Reproduce the entries below word for word, leaving out the pictures.

[Begin]

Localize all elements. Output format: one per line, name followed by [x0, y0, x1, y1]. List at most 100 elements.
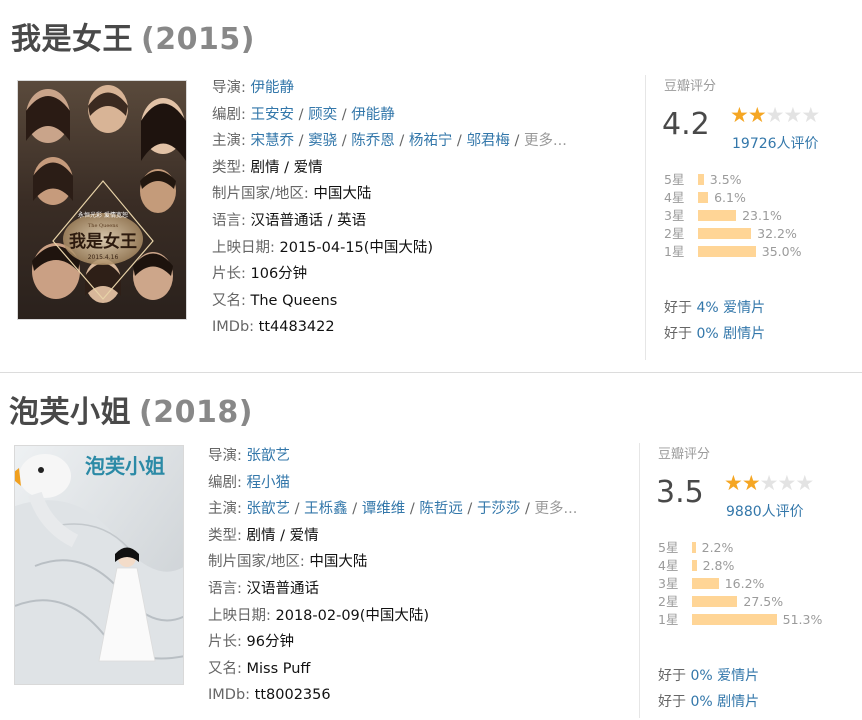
- dist-percent: 2.2%: [701, 540, 734, 555]
- poster-date: 2015.4.16: [88, 254, 119, 261]
- person-link[interactable]: 陈乔恩: [351, 133, 395, 149]
- star-icon: ★: [777, 471, 796, 495]
- separator: /: [294, 133, 309, 150]
- person-link[interactable]: 王安安: [251, 107, 295, 123]
- info-row: 导演: 张歆艺: [208, 443, 577, 470]
- person-link[interactable]: 伊能静: [351, 107, 395, 123]
- info-label: 类型:: [208, 527, 247, 544]
- person-link[interactable]: 于莎莎: [477, 501, 521, 517]
- rating-header: 豆瓣评分: [658, 447, 711, 462]
- rating-panel: 豆瓣评分 3.5 ★★★★★ 9880人评价 5星 2.2% 4星 2.8% 3星 16.2% 2星…: [639, 443, 862, 718]
- movie-title-text[interactable]: 泡芙小姐: [9, 395, 131, 430]
- info-row: 又名: The Queens: [212, 288, 567, 315]
- info-label: 上映日期:: [212, 239, 280, 256]
- separator: /: [509, 133, 525, 150]
- dist-label: 3星: [658, 576, 679, 591]
- info-value: Miss Puff: [246, 660, 311, 677]
- person-link[interactable]: 张歆艺: [247, 448, 291, 464]
- dist-percent: 3.5%: [709, 172, 742, 187]
- person-link[interactable]: 陈哲远: [419, 501, 463, 517]
- info-value: tt8002356: [254, 687, 331, 704]
- info-row: 上映日期: 2018-02-09(中国大陆): [208, 603, 577, 630]
- rating-score: 4.2: [662, 107, 710, 142]
- star-icon: ★: [747, 103, 767, 127]
- dist-percent: 23.1%: [742, 208, 782, 223]
- info-label: 导演:: [208, 448, 247, 464]
- person-link[interactable]: 顾奕: [308, 107, 337, 123]
- dist-bar: [698, 192, 709, 203]
- star-icon: ★: [724, 471, 743, 495]
- info-value: 106分钟: [250, 266, 308, 283]
- dist-percent: 2.8%: [702, 558, 735, 573]
- info-row: 制片国家/地区: 中国大陆: [212, 181, 567, 208]
- separator: /: [347, 501, 362, 518]
- rating-score: 3.5: [656, 475, 704, 510]
- more-link[interactable]: 更多...: [535, 501, 578, 517]
- better-than-link[interactable]: 4% 爱情片: [696, 300, 765, 316]
- rating-stars: ★★★★★: [724, 471, 814, 495]
- movie-poster[interactable]: 泡芙小姐: [14, 445, 184, 685]
- info-value: tt4483422: [258, 319, 335, 336]
- star-icon: ★: [765, 103, 785, 127]
- star-icon: ★: [759, 471, 779, 495]
- info-value: 中国大陆: [309, 554, 368, 571]
- better-than-row: 好于 0% 爱情片: [658, 663, 759, 689]
- info-value: 剧情 / 爱情: [246, 527, 319, 544]
- info-row: IMDb: tt4483422: [212, 314, 567, 341]
- star-icon: ★: [783, 103, 802, 127]
- info-value: 中国大陆: [313, 186, 372, 203]
- person-link[interactable]: 伊能静: [251, 80, 295, 96]
- person-link[interactable]: 窦骁: [308, 133, 337, 149]
- person-link[interactable]: 杨祐宁: [409, 133, 453, 149]
- dist-bar: [692, 542, 696, 553]
- dist-label: 2星: [658, 594, 679, 609]
- dist-percent: 35.0%: [761, 244, 802, 259]
- movie-poster[interactable]: 永恒光彩 爱情宽恕 The Queens 我是女王 2015.4.16: [17, 80, 187, 320]
- info-value: The Queens: [250, 292, 338, 309]
- movie-year: (2018): [139, 395, 253, 430]
- info-row: 主演: 宋慧乔 / 窦骁 / 陈乔恩 / 杨祐宁 / 邬君梅 / 更多...: [212, 128, 567, 155]
- star-icon: ★: [730, 103, 749, 127]
- info-value: 汉语普通话 / 英语: [250, 212, 367, 229]
- person-link[interactable]: 谭维维: [362, 501, 406, 517]
- rating-votes-link[interactable]: 9880人评价: [726, 501, 804, 521]
- info-row: 类型: 剧情 / 爱情: [208, 523, 577, 550]
- person-link[interactable]: 张歆艺: [247, 501, 291, 517]
- dist-percent: 6.1%: [714, 190, 746, 205]
- better-than-prefix: 好于: [658, 668, 691, 684]
- better-than-link[interactable]: 0% 爱情片: [690, 668, 759, 684]
- movie-entry: 我是女王 (2015) 永恒光彩 爱情宽恕 The Queens 我是女王 20…: [0, 0, 862, 372]
- rating-votes-link[interactable]: 19726人评价: [732, 133, 819, 153]
- info-label: 片长:: [208, 634, 247, 651]
- movie-info: 导演: 伊能静 编剧: 王安安 / 顾奕 / 伊能静 主演: 宋慧乔 / 窦骁 / …: [212, 75, 567, 341]
- better-than-prefix: 好于: [658, 694, 691, 710]
- info-label: IMDb:: [208, 687, 255, 704]
- movie-title-text[interactable]: 我是女王: [11, 22, 133, 57]
- divider: [0, 372, 862, 373]
- info-label: 上映日期:: [208, 607, 276, 624]
- person-link[interactable]: 宋慧乔: [251, 133, 295, 149]
- dist-label: 3星: [664, 208, 685, 223]
- dist-percent: 16.2%: [724, 576, 765, 591]
- person-link[interactable]: 邬君梅: [466, 133, 510, 149]
- movie-info: 导演: 张歆艺 编剧: 程小猫 主演: 张歆艺 / 王栎鑫 / 谭维维 / 陈哲远 …: [208, 443, 577, 709]
- info-label: IMDb:: [212, 319, 259, 336]
- info-label: 类型:: [212, 159, 251, 176]
- info-label: 主演:: [212, 133, 251, 150]
- separator: /: [452, 133, 467, 150]
- better-than-row: 好于 0% 剧情片: [658, 689, 759, 715]
- person-link[interactable]: 程小猫: [247, 475, 291, 491]
- person-link[interactable]: 王栎鑫: [304, 501, 348, 517]
- dist-label: 2星: [664, 226, 685, 241]
- info-label: 编剧:: [212, 106, 251, 123]
- poster-title: 我是女王: [69, 231, 137, 252]
- poster-image: 永恒光彩 爱情宽恕 The Queens 我是女王 2015.4.16: [18, 81, 186, 319]
- info-row: 又名: Miss Puff: [208, 656, 577, 683]
- separator: /: [462, 501, 477, 518]
- better-than-link[interactable]: 0% 剧情片: [690, 694, 759, 710]
- rating-header: 豆瓣评分: [664, 79, 717, 94]
- info-row: 片长: 106分钟: [212, 261, 567, 288]
- better-than-link[interactable]: 0% 剧情片: [696, 326, 765, 342]
- dist-label: 4星: [658, 558, 679, 573]
- more-link[interactable]: 更多...: [524, 133, 567, 149]
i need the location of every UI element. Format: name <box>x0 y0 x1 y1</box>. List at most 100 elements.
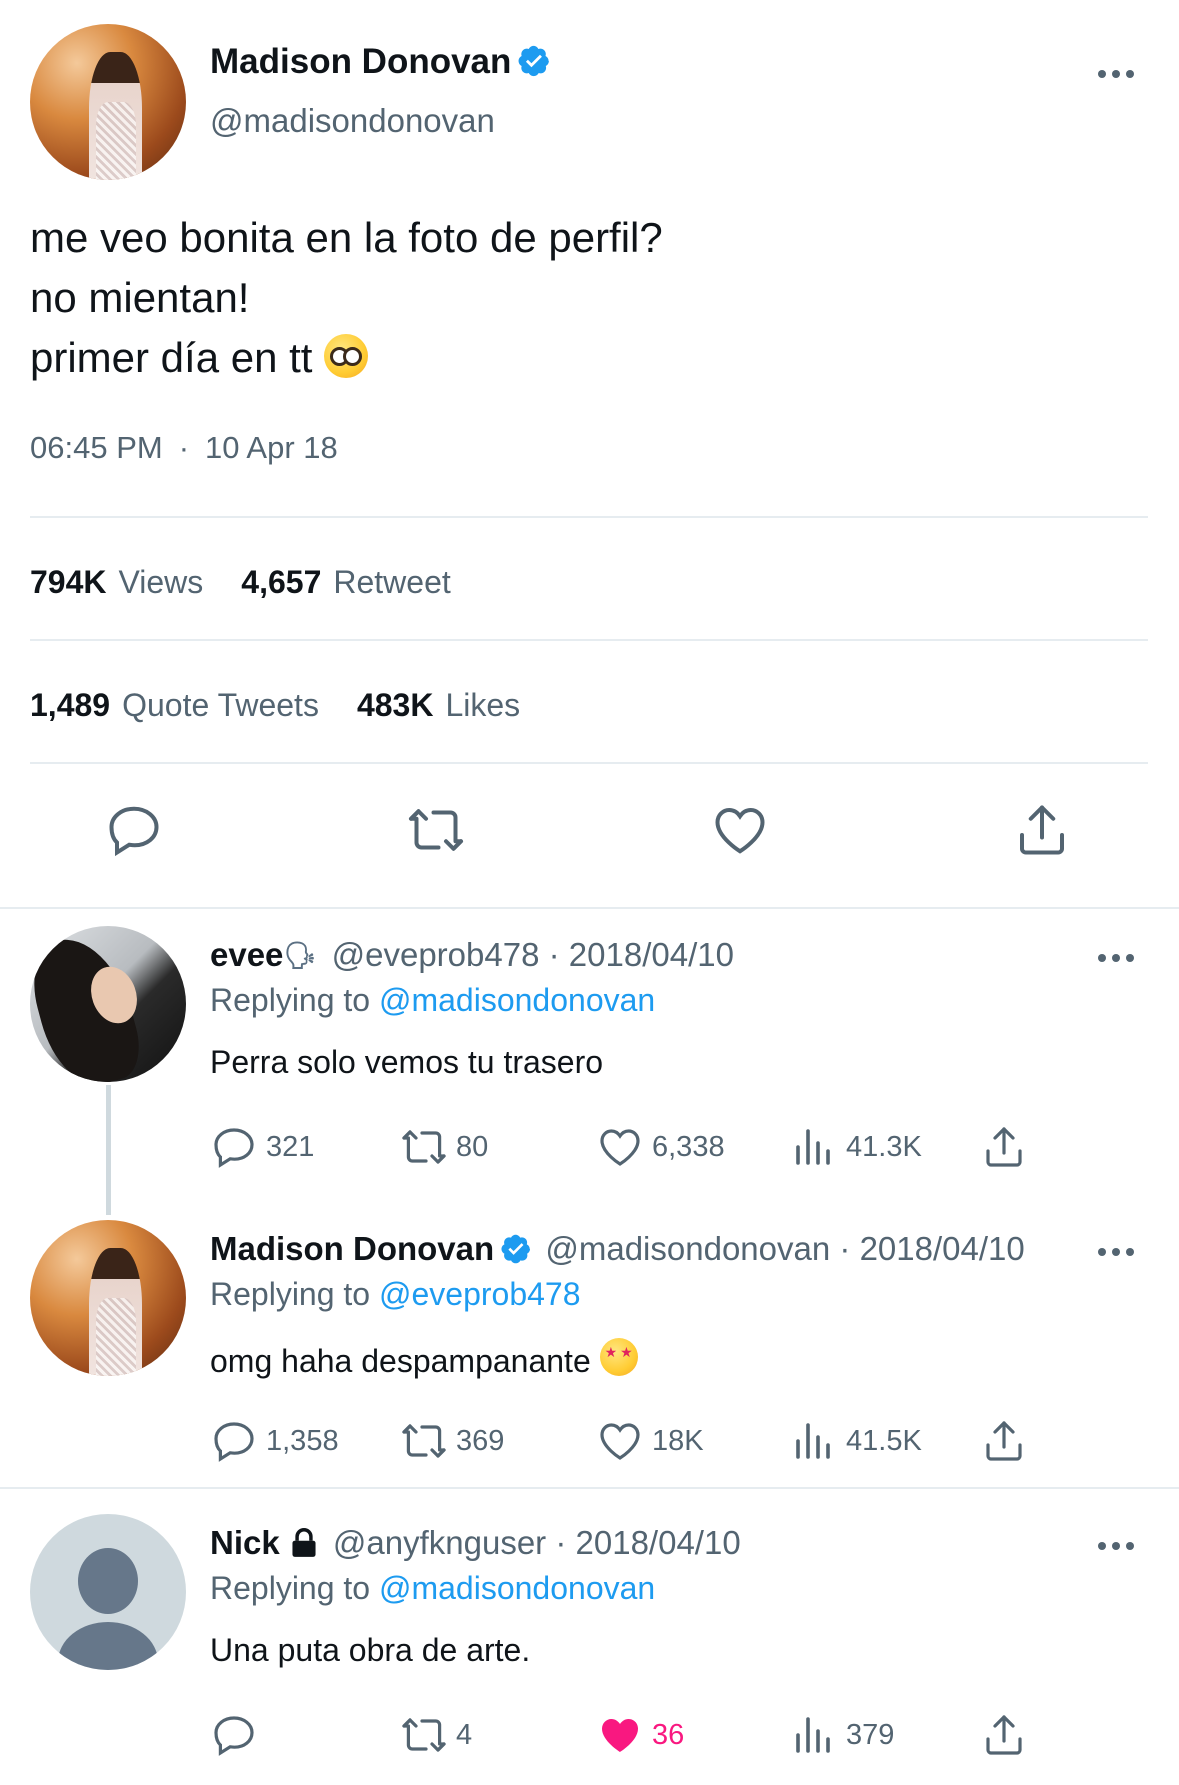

[End]

• _PROBLEM SOLUTION_
Localize all elements. Output format: one per line, name followed by [x0, y0, x1, y1]. List at most 100 elements.
- dist-percent: 2.2%: [701, 540, 734, 555]
- poster-date: 2015.4.16: [88, 254, 119, 261]
- person-link[interactable]: 陈乔恩: [351, 133, 395, 149]
- star-icon: ★: [777, 471, 796, 495]
- separator: /: [294, 133, 309, 150]
- person-link[interactable]: 王安安: [251, 107, 295, 123]
- info-row: 导演: 张歆艺: [208, 443, 577, 470]
- person-link[interactable]: 伊能静: [351, 107, 395, 123]
- info-label: 类型:: [208, 527, 247, 544]
- person-link[interactable]: 于莎莎: [477, 501, 521, 517]
- rating-header: 豆瓣评分: [658, 447, 711, 462]
- rating-panel: 豆瓣评分 3.5 ★★★★★ 9880人评价 5星 2.2% 4星 2.8% 3星 16.2% 2星…: [639, 443, 862, 718]
- movie-title-text[interactable]: 泡芙小姐: [9, 395, 131, 430]
- info-row: 又名: The Queens: [212, 288, 567, 315]
- info-label: 上映日期:: [212, 239, 280, 256]
- separator: /: [509, 133, 525, 150]
- dist-label: 3星: [658, 576, 679, 591]
- info-value: Miss Puff: [246, 660, 311, 677]
- person-link[interactable]: 张歆艺: [247, 448, 291, 464]
- dist-percent: 3.5%: [709, 172, 742, 187]
- person-link[interactable]: 陈哲远: [419, 501, 463, 517]
- info-value: tt8002356: [254, 687, 331, 704]
- info-row: 上映日期: 2018-02-09(中国大陆): [208, 603, 577, 630]
- rating-score: 4.2: [662, 107, 710, 142]
- star-icon: ★: [747, 103, 767, 127]
- dist-percent: 23.1%: [742, 208, 782, 223]
- info-label: 导演:: [208, 448, 247, 464]
- person-link[interactable]: 顾奕: [308, 107, 337, 123]
- dist-bar: [698, 192, 709, 203]
- star-icon: ★: [724, 471, 743, 495]
- info-value: 106分钟: [250, 266, 308, 283]
- dist-percent: 2.8%: [702, 558, 735, 573]
- info-row: 制片国家/地区: 中国大陆: [212, 181, 567, 208]
- separator: /: [347, 501, 362, 518]
- rating-score: 3.5: [656, 475, 704, 510]
- more-link[interactable]: 更多...: [535, 501, 578, 517]
- better-than-link[interactable]: 4% 爱情片: [696, 300, 765, 316]
- rating-stars: ★★★★★: [724, 471, 814, 495]
- movie-poster[interactable]: 泡芙小姐: [14, 445, 184, 685]
- info-value: tt4483422: [258, 319, 335, 336]
- star-icon: ★: [765, 103, 785, 127]
- star-icon: ★: [759, 471, 779, 495]
- info-value: 中国大陆: [309, 554, 368, 571]
- better-than-row: 好于 0% 爱情片: [658, 663, 759, 689]
- info-value: 剧情 / 爱情: [246, 527, 319, 544]
- info-row: IMDb: tt4483422: [212, 314, 567, 341]
- star-icon: ★: [783, 103, 802, 127]
- info-value: 中国大陆: [313, 186, 372, 203]
- person-link[interactable]: 伊能静: [251, 80, 295, 96]
- person-link[interactable]: 窦骁: [308, 133, 337, 149]
- person-link[interactable]: 杨祐宁: [409, 133, 453, 149]
- dist-bar: [692, 542, 696, 553]
- dist-label: 2星: [658, 594, 679, 609]
- dist-percent: 35.0%: [761, 244, 802, 259]
- movie-poster[interactable]: 永恒光彩 爱情宽恕 The Queens 我是女王 2015.4.16: [17, 80, 187, 320]
- info-value: The Queens: [250, 292, 338, 309]
- movie-year: (2018): [139, 395, 253, 430]
- info-row: 主演: 宋慧乔 / 窦骁 / 陈乔恩 / 杨祐宁 / 邬君梅 / 更多...: [212, 128, 567, 155]
- star-icon: ★: [730, 103, 749, 127]
- info-value: 汉语普通话 / 英语: [250, 212, 367, 229]
- person-link[interactable]: 谭维维: [362, 501, 406, 517]
- rating-votes-link[interactable]: 9880人评价: [726, 501, 804, 521]
- info-row: 类型: 剧情 / 爱情: [208, 523, 577, 550]
- person-link[interactable]: 张歆艺: [247, 501, 291, 517]
- dist-percent: 6.1%: [714, 190, 746, 205]
- better-than-prefix: 好于: [658, 668, 691, 684]
- better-than-link[interactable]: 0% 爱情片: [690, 668, 759, 684]
- movie-entry: 我是女王 (2015) 永恒光彩 爱情宽恕 The Queens 我是女王 20…: [0, 0, 862, 372]
- rating-votes-link[interactable]: 19726人评价: [732, 133, 819, 153]
- info-label: 片长:: [208, 634, 247, 651]
- movie-info: 导演: 伊能静 编剧: 王安安 / 顾奕 / 伊能静 主演: 宋慧乔 / 窦骁 / …: [212, 75, 567, 341]
- better-than-prefix: 好于: [658, 694, 691, 710]
- info-label: IMDb:: [208, 687, 255, 704]
- movie-title-text[interactable]: 我是女王: [11, 22, 133, 57]
- divider: [0, 372, 862, 373]
- info-label: 上映日期:: [208, 607, 276, 624]
- person-link[interactable]: 宋慧乔: [251, 133, 295, 149]
- dist-label: 3星: [664, 208, 685, 223]
- dist-percent: 16.2%: [724, 576, 765, 591]
- person-link[interactable]: 邬君梅: [466, 133, 510, 149]
- movie-info: 导演: 张歆艺 编剧: 程小猫 主演: 张歆艺 / 王栎鑫 / 谭维维 / 陈哲远 …: [208, 443, 577, 709]
- info-label: IMDb:: [212, 319, 259, 336]
- info-label: 类型:: [212, 159, 251, 176]
- info-label: 主演:: [212, 133, 251, 150]
- separator: /: [452, 133, 467, 150]
- better-than-row: 好于 0% 剧情片: [658, 689, 759, 715]
- person-link[interactable]: 程小猫: [247, 475, 291, 491]
- person-link[interactable]: 王栎鑫: [304, 501, 348, 517]
- dist-label: 2星: [664, 226, 685, 241]
- info-label: 编剧:: [212, 106, 251, 123]
- poster-title: 我是女王: [69, 231, 137, 252]
- poster-image: 永恒光彩 爱情宽恕 The Queens 我是女王 2015.4.16: [18, 81, 186, 319]
- info-row: 又名: Miss Puff: [208, 656, 577, 683]
- separator: /: [462, 501, 477, 518]
- better-than-link[interactable]: 0% 剧情片: [690, 694, 759, 710]
- rating-header: 豆瓣评分: [664, 79, 717, 94]
- info-row: 片长: 106分钟: [212, 261, 567, 288]
- better-than-link[interactable]: 0% 剧情片: [696, 326, 765, 342]
- dist-label: 4星: [658, 558, 679, 573]
- more-link[interactable]: 更多...: [524, 133, 567, 149]
i need the location of every UI element. Format: name <box>x0 y0 x1 y1</box>. List at most 100 elements.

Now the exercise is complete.